[Saved data entries]
================================
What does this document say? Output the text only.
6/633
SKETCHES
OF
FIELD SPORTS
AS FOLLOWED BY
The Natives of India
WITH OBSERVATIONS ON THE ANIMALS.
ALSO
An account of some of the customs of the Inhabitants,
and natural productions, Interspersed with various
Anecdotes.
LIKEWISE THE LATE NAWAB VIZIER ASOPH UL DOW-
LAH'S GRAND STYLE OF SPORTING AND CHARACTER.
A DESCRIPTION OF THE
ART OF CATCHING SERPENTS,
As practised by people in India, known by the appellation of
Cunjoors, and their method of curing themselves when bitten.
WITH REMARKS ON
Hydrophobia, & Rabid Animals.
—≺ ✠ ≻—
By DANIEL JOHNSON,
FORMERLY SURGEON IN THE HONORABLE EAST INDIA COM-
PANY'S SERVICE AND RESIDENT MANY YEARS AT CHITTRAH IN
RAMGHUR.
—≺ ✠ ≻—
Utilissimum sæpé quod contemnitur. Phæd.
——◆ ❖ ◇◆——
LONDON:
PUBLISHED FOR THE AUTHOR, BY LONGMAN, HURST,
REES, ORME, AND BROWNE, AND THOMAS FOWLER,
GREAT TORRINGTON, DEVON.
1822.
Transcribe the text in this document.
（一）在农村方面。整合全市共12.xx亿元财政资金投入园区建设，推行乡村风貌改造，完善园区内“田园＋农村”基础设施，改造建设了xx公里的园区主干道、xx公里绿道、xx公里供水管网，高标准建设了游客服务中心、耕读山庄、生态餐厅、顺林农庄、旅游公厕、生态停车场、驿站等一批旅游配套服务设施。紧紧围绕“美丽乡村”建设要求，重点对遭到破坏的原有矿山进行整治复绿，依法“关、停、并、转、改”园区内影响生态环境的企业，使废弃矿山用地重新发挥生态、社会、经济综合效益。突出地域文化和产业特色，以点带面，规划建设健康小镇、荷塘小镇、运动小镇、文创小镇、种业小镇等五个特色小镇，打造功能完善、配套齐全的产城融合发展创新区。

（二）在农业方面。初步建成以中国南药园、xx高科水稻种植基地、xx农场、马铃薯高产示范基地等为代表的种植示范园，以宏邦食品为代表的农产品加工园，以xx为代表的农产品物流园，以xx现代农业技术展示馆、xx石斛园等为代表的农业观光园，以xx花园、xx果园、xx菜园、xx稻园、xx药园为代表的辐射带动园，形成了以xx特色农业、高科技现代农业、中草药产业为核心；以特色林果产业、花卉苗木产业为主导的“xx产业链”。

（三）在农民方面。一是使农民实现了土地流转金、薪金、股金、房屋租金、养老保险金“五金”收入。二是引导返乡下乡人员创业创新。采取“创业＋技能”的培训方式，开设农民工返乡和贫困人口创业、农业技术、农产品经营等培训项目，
================================
Scan the records above for the string "this", then select every line that holds it.

What does this document say? Output the text only.
Transcribe the text in this document.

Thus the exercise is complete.